PROBLEM REQUIREMENTS ::
Return, exactly, the line that contains "Convert this screenshot" together with all lines after it to the end of the entries, and no further lines.

SUPPLIED RECORDS ::
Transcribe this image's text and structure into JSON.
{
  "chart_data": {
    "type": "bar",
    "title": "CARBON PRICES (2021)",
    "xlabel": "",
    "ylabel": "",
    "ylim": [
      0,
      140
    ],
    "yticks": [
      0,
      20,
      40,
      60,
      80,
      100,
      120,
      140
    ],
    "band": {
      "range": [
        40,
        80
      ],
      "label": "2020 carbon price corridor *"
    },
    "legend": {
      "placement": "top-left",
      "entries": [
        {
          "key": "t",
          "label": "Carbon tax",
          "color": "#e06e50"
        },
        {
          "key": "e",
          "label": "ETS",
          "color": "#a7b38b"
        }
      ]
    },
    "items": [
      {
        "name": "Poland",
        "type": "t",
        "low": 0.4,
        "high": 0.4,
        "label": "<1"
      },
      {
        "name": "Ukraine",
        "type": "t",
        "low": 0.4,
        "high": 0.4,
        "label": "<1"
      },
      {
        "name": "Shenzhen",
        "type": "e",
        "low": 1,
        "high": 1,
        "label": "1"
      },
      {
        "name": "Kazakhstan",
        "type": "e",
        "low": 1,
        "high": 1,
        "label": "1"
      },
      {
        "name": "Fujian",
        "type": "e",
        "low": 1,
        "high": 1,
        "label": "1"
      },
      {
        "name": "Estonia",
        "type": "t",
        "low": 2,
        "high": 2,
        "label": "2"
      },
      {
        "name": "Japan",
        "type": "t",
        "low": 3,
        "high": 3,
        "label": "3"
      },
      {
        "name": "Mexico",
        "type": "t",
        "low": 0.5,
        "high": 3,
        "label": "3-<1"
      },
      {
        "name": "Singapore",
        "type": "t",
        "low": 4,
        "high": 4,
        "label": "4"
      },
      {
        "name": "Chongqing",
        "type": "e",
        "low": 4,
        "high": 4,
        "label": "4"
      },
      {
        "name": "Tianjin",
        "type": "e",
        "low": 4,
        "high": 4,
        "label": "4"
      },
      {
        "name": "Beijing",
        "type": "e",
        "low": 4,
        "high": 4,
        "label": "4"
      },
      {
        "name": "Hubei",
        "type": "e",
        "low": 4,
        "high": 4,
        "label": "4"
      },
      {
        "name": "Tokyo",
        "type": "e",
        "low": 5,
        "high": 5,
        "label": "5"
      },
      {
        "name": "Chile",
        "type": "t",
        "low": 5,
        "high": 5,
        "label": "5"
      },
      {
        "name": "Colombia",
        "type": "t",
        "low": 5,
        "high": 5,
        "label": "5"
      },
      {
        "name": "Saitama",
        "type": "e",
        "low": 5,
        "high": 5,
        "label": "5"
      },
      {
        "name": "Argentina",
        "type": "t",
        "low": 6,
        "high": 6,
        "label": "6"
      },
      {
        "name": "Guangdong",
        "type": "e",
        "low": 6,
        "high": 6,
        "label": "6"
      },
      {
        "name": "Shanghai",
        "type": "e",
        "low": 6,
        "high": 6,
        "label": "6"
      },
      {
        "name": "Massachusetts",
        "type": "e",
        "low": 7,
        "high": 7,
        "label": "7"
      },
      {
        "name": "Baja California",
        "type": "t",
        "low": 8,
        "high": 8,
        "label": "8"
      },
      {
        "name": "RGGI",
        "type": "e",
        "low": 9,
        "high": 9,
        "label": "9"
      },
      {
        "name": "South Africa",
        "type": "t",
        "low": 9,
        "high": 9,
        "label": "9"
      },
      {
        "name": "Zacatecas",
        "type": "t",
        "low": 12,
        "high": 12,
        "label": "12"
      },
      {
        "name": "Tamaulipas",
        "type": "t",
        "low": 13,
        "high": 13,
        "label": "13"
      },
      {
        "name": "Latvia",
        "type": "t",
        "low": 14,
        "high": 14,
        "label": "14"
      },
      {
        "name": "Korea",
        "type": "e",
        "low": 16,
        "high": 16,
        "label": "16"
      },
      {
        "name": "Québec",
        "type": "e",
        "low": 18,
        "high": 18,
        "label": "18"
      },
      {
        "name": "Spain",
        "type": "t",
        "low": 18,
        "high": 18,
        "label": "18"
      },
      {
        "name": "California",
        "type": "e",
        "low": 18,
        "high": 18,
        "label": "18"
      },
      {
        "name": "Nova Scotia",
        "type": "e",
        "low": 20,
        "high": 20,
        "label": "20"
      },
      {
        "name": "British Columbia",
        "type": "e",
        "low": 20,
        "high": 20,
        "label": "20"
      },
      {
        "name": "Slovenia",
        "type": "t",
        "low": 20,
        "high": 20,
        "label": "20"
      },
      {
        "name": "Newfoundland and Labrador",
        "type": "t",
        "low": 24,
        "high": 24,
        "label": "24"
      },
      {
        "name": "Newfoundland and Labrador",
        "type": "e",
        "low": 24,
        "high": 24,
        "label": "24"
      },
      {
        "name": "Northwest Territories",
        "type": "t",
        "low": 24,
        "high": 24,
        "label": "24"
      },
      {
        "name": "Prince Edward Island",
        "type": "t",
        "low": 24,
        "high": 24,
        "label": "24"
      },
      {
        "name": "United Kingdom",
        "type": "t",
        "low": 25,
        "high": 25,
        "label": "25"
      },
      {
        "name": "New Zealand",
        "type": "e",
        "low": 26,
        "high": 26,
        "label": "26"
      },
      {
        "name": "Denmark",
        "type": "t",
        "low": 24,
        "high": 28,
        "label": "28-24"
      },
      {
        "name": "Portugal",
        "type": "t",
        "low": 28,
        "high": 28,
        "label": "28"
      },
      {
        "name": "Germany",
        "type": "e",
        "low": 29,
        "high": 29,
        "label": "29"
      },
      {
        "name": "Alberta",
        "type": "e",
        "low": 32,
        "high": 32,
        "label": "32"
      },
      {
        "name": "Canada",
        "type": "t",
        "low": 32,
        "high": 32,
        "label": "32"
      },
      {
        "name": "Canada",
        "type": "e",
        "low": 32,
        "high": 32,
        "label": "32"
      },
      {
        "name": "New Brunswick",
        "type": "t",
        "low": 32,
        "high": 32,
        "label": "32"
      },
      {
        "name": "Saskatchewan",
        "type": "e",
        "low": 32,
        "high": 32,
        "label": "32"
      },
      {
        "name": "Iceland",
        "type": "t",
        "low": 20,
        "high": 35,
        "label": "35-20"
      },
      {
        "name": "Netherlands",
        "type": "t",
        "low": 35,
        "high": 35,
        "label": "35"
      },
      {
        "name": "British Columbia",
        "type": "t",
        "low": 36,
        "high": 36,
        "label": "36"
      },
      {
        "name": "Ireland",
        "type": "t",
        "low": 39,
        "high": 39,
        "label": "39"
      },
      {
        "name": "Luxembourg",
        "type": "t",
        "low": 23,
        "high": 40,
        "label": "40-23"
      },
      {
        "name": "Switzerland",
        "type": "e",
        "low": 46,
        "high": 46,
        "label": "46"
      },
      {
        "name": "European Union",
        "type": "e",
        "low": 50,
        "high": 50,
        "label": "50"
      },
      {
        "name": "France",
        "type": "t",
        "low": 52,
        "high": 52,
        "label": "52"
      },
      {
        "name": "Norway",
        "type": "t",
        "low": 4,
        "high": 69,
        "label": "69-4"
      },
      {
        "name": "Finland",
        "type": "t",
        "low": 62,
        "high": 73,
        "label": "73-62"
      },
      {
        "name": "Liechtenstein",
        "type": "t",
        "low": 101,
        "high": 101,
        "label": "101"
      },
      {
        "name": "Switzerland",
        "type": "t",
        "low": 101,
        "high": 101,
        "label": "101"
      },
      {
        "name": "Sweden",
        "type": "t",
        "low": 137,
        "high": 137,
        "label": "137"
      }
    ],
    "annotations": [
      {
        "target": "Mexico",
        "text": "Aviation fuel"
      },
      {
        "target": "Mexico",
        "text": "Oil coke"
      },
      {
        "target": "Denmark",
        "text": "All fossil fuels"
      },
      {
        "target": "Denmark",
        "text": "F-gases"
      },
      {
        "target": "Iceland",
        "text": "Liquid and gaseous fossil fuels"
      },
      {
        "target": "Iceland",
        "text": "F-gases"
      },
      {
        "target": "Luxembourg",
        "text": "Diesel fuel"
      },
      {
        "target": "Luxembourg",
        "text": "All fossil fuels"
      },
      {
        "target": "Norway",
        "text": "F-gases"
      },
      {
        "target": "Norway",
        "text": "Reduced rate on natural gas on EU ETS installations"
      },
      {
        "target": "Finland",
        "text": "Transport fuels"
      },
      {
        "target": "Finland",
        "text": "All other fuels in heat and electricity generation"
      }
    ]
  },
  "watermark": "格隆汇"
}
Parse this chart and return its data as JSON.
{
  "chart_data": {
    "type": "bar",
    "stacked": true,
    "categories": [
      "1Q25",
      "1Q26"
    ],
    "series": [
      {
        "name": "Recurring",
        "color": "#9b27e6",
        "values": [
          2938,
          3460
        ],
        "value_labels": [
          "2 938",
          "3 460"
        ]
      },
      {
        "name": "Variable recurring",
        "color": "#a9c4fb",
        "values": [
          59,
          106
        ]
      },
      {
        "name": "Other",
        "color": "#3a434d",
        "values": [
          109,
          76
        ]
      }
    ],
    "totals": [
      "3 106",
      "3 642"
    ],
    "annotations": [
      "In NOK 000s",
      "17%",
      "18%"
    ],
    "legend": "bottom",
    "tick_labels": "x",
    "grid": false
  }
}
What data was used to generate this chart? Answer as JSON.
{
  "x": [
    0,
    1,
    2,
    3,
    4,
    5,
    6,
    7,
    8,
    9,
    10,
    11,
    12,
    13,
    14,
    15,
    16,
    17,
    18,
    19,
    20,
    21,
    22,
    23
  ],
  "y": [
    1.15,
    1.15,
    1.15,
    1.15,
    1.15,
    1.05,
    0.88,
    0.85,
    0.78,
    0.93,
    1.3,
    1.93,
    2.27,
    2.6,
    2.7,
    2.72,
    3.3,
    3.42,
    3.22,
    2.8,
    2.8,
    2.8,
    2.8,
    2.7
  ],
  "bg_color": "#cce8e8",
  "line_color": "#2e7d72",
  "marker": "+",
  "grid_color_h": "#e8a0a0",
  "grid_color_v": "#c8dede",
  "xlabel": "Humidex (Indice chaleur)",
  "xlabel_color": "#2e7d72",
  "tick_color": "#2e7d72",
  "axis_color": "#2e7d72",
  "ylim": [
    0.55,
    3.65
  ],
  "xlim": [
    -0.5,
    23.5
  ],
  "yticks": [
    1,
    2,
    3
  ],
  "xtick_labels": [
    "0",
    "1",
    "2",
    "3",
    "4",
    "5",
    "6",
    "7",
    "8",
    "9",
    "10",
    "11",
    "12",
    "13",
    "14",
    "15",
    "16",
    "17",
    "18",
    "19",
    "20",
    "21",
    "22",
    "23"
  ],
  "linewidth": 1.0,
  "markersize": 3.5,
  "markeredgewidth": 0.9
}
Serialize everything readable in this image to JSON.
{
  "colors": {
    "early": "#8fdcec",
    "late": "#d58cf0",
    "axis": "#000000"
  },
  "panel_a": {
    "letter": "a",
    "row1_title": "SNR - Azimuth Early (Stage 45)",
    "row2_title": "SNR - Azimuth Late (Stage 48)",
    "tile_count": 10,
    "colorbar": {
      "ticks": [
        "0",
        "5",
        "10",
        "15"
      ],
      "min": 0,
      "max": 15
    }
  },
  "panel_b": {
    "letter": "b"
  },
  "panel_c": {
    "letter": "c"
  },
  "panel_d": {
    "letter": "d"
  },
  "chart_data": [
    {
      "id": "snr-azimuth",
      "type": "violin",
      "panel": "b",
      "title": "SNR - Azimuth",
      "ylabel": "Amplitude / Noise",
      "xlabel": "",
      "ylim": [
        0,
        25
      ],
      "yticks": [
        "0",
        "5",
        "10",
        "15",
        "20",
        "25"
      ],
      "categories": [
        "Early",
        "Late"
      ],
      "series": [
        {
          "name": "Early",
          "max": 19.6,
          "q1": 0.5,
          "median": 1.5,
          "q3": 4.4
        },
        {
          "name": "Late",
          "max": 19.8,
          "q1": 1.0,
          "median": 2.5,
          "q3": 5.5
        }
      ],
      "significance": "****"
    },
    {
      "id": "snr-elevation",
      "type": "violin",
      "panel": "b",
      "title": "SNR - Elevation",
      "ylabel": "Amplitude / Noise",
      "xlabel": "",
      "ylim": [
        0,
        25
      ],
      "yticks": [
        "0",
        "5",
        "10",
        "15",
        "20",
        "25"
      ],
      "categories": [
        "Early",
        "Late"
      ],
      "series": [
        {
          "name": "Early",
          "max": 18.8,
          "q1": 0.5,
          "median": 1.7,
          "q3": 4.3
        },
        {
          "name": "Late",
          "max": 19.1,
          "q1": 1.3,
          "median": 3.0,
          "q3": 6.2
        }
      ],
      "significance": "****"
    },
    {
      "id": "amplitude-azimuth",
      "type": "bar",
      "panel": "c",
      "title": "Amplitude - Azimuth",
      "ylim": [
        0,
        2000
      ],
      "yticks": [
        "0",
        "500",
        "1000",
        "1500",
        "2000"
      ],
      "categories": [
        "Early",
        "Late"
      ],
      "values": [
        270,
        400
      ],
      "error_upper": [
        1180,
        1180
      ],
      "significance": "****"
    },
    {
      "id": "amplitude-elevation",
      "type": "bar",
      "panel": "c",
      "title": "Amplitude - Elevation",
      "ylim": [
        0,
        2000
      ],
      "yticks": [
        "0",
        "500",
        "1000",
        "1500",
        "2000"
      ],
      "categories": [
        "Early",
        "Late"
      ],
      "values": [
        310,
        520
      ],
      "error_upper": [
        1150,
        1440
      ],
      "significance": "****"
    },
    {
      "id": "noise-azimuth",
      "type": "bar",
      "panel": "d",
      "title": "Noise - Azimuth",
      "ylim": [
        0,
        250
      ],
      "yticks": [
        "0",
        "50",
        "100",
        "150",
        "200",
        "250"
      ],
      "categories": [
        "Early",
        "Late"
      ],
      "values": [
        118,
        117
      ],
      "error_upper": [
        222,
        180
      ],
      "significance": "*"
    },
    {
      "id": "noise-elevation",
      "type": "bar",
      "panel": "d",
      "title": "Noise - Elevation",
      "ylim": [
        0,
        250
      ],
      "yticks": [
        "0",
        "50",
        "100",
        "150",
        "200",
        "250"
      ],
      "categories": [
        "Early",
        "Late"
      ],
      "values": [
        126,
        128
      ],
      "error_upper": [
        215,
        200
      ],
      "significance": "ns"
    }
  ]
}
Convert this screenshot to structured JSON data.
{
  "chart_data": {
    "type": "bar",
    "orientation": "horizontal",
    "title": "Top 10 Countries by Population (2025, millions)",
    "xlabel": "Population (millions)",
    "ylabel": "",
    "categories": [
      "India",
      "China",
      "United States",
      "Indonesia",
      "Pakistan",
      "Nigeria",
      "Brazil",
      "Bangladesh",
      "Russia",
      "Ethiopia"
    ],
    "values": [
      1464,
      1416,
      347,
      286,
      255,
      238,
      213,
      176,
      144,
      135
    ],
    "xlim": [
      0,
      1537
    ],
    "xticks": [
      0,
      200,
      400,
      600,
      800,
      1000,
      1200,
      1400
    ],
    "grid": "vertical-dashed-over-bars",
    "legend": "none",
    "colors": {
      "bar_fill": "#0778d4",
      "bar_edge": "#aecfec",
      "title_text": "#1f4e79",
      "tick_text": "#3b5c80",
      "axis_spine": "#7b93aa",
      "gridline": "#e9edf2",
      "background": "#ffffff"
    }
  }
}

RESPONSE TO THIS EXERCISE ::
Convert this screenshot to structured JSON data.
{
  "chart_data": {
    "type": "bar",
    "orientation": "horizontal",
    "title": "Top 10 Countries by Population (2025, millions)",
    "xlabel": "Population (millions)",
    "ylabel": "",
    "categories": [
      "India",
      "China",
      "United States",
      "Indonesia",
      "Pakistan",
      "Nigeria",
      "Brazil",
      "Bangladesh",
      "Russia",
      "Ethiopia"
    ],
    "values": [
      1464,
      1416,
      347,
      286,
      255,
      238,
      213,
      176,
      144,
      135
    ],
    "xlim": [
      0,
      1537
    ],
    "xticks": [
      0,
      200,
      400,
      600,
      800,
      1000,
      1200,
      1400
    ],
    "grid": "vertical-dashed-over-bars",
    "legend": "none",
    "colors": {
      "bar_fill": "#0778d4",
      "bar_edge": "#aecfec",
      "title_text": "#1f4e79",
      "tick_text": "#3b5c80",
      "axis_spine": "#7b93aa",
      "gridline": "#e9edf2",
      "background": "#ffffff"
    }
  }
}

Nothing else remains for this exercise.